#### AIM OF THE TASK
An exact copy of the records is required, minus the pictures they hold.

#### Records from a dataset
|---|

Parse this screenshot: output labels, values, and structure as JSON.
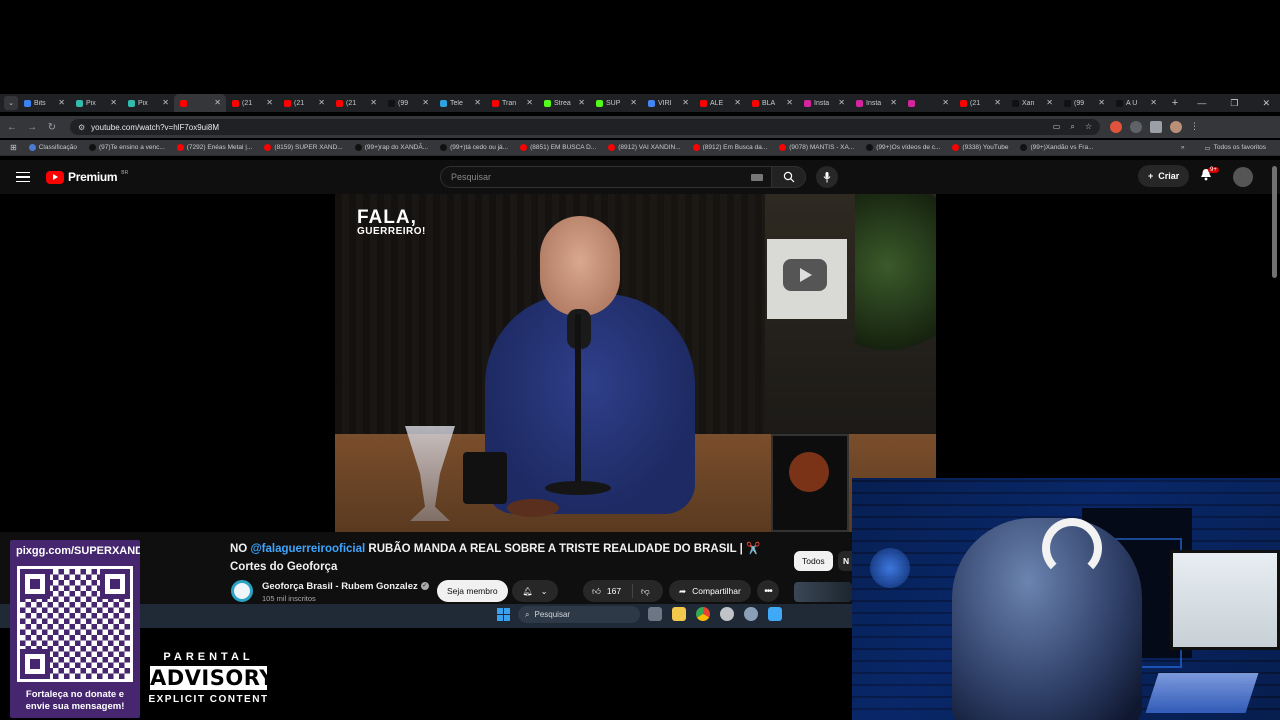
{
  "browser": {
    "tabs": [
      {
        "label": "Bits",
        "fav": "#3b82f6"
      },
      {
        "label": "Pix",
        "fav": "#32bcad"
      },
      {
        "label": "Pix",
        "fav": "#32bcad"
      },
      {
        "label": "",
        "fav": "#ff0000",
        "active": true
      },
      {
        "label": "(21",
        "fav": "#ff0000"
      },
      {
        "label": "(21",
        "fav": "#ff0000"
      },
      {
        "label": "(21",
        "fav": "#ff0000"
      },
      {
        "label": "(99",
        "fav": "#111111"
      },
      {
        "label": "Tele",
        "fav": "#2aa3e0"
      },
      {
        "label": "Tran",
        "fav": "#ff0000"
      },
      {
        "label": "Strea",
        "fav": "#53fc18"
      },
      {
        "label": "SUP",
        "fav": "#53fc18"
      },
      {
        "label": "VIRI",
        "fav": "#4285f4"
      },
      {
        "label": "ALE",
        "fav": "#ff0000"
      },
      {
        "label": "BLA",
        "fav": "#ff0000"
      },
      {
        "label": "Insta",
        "fav": "#d6249f"
      },
      {
        "label": "Insta",
        "fav": "#d6249f"
      },
      {
        "label": "",
        "fav": "#d6249f"
      },
      {
        "label": "(21",
        "fav": "#ff0000"
      },
      {
        "label": "Xan",
        "fav": "#111111"
      },
      {
        "label": "(99",
        "fav": "#111111"
      },
      {
        "label": "A Ú",
        "fav": "#111111"
      }
    ],
    "url": "youtube.com/watch?v=hlF7ox9ui8M",
    "bookmarks": [
      {
        "label": "Classificação",
        "color": "#4a7bd0"
      },
      {
        "label": "(97)Te ensino a venc...",
        "color": "#111111"
      },
      {
        "label": "(7292) Enéas Metal |...",
        "color": "#ff0000"
      },
      {
        "label": "(8159) SUPER XAND...",
        "color": "#ff0000"
      },
      {
        "label": "(99+)rap do XANDÃ...",
        "color": "#111111"
      },
      {
        "label": "(99+)tá cedo ou já...",
        "color": "#111111"
      },
      {
        "label": "(8851) EM BUSCA D...",
        "color": "#ff0000"
      },
      {
        "label": "(8912) VAI XANDIN...",
        "color": "#ff0000"
      },
      {
        "label": "(8912) Em Busca da...",
        "color": "#ff0000"
      },
      {
        "label": "(9078) MANTIS - XA...",
        "color": "#ff0000"
      },
      {
        "label": "(99+)Os vídeos de c...",
        "color": "#111111"
      },
      {
        "label": "(9338) YouTube",
        "color": "#ff0000"
      },
      {
        "label": "(99+)Xandão vs Fra...",
        "color": "#111111"
      }
    ],
    "bookmarks_all": "Todos os favoritos"
  },
  "youtube": {
    "logo": "Premium",
    "logo_region": "BR",
    "search_placeholder": "Pesquisar",
    "create_label": "Criar",
    "notif_badge": "9+",
    "watermark_1": "FALA,",
    "watermark_2": "GUERREIRO!",
    "title_prefix": "NO ",
    "title_mention": "@falaguerreirooficial",
    "title_rest": " RUBÃO MANDA A REAL SOBRE A TRISTE REALIDADE DO BRASIL | ",
    "title_emoji": "✂️",
    "title_line2": "Cortes do Geoforça",
    "channel_name": "Geoforça Brasil - Rubem Gonzalez",
    "subscribers": "105 mil inscritos",
    "member_button": "Seja membro",
    "like_count": "167",
    "share_label": "Compartilhar",
    "chip_all": "Todos",
    "chip_next": "N"
  },
  "taskbar": {
    "search_label": "Pesquisar"
  },
  "overlay": {
    "pix_url": "pixgg.com/SUPERXANDÃ",
    "pix_message_1": "Fortaleça no donate e",
    "pix_message_2": "envie sua mensagem!",
    "advisory_1": "PARENTAL",
    "advisory_2": "ADVISORY",
    "advisory_3": "EXPLICIT CONTENT"
  },
  "colors": {
    "youtube_red": "#ff0000",
    "link_blue": "#3ea6ff",
    "pix_purple": "#46266e"
  }
}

|---|

#### TASK OUTPUT
Parse this screenshot: output labels, values, and structure as JSON.
{
  "browser": {
    "tabs": [
      {
        "label": "Bits",
        "fav": "#3b82f6"
      },
      {
        "label": "Pix",
        "fav": "#32bcad"
      },
      {
        "label": "Pix",
        "fav": "#32bcad"
      },
      {
        "label": "",
        "fav": "#ff0000",
        "active": true
      },
      {
        "label": "(21",
        "fav": "#ff0000"
      },
      {
        "label": "(21",
        "fav": "#ff0000"
      },
      {
        "label": "(21",
        "fav": "#ff0000"
      },
      {
        "label": "(99",
        "fav": "#111111"
      },
      {
        "label": "Tele",
        "fav": "#2aa3e0"
      },
      {
        "label": "Tran",
        "fav": "#ff0000"
      },
      {
        "label": "Strea",
        "fav": "#53fc18"
      },
      {
        "label": "SUP",
        "fav": "#53fc18"
      },
      {
        "label": "VIRI",
        "fav": "#4285f4"
      },
      {
        "label": "ALE",
        "fav": "#ff0000"
      },
      {
        "label": "BLA",
        "fav": "#ff0000"
      },
      {
        "label": "Insta",
        "fav": "#d6249f"
      },
      {
        "label": "Insta",
        "fav": "#d6249f"
      },
      {
        "label": "",
        "fav": "#d6249f"
      },
      {
        "label": "(21",
        "fav": "#ff0000"
      },
      {
        "label": "Xan",
        "fav": "#111111"
      },
      {
        "label": "(99",
        "fav": "#111111"
      },
      {
        "label": "A Ú",
        "fav": "#111111"
      }
    ],
    "url": "youtube.com/watch?v=hlF7ox9ui8M",
    "bookmarks": [
      {
        "label": "Classificação",
        "color": "#4a7bd0"
      },
      {
        "label": "(97)Te ensino a venc...",
        "color": "#111111"
      },
      {
        "label": "(7292) Enéas Metal |...",
        "color": "#ff0000"
      },
      {
        "label": "(8159) SUPER XAND...",
        "color": "#ff0000"
      },
      {
        "label": "(99+)rap do XANDÃ...",
        "color": "#111111"
      },
      {
        "label": "(99+)tá cedo ou já...",
        "color": "#111111"
      },
      {
        "label": "(8851) EM BUSCA D...",
        "color": "#ff0000"
      },
      {
        "label": "(8912) VAI XANDIN...",
        "color": "#ff0000"
      },
      {
        "label": "(8912) Em Busca da...",
        "color": "#ff0000"
      },
      {
        "label": "(9078) MANTIS - XA...",
        "color": "#ff0000"
      },
      {
        "label": "(99+)Os vídeos de c...",
        "color": "#111111"
      },
      {
        "label": "(9338) YouTube",
        "color": "#ff0000"
      },
      {
        "label": "(99+)Xandão vs Fra...",
        "color": "#111111"
      }
    ],
    "bookmarks_all": "Todos os favoritos"
  },
  "youtube": {
    "logo": "Premium",
    "logo_region": "BR",
    "search_placeholder": "Pesquisar",
    "create_label": "Criar",
    "notif_badge": "9+",
    "watermark_1": "FALA,",
    "watermark_2": "GUERREIRO!",
    "title_prefix": "NO ",
    "title_mention": "@falaguerreirooficial",
    "title_rest": " RUBÃO MANDA A REAL SOBRE A TRISTE REALIDADE DO BRASIL | ",
    "title_emoji": "✂️",
    "title_line2": "Cortes do Geoforça",
    "channel_name": "Geoforça Brasil - Rubem Gonzalez",
    "subscribers": "105 mil inscritos",
    "member_button": "Seja membro",
    "like_count": "167",
    "share_label": "Compartilhar",
    "chip_all": "Todos",
    "chip_next": "N"
  },
  "taskbar": {
    "search_label": "Pesquisar"
  },
  "overlay": {
    "pix_url": "pixgg.com/SUPERXANDÃ",
    "pix_message_1": "Fortaleça no donate e",
    "pix_message_2": "envie sua mensagem!",
    "advisory_1": "PARENTAL",
    "advisory_2": "ADVISORY",
    "advisory_3": "EXPLICIT CONTENT"
  },
  "colors": {
    "youtube_red": "#ff0000",
    "link_blue": "#3ea6ff",
    "pix_purple": "#46266e"
  }
}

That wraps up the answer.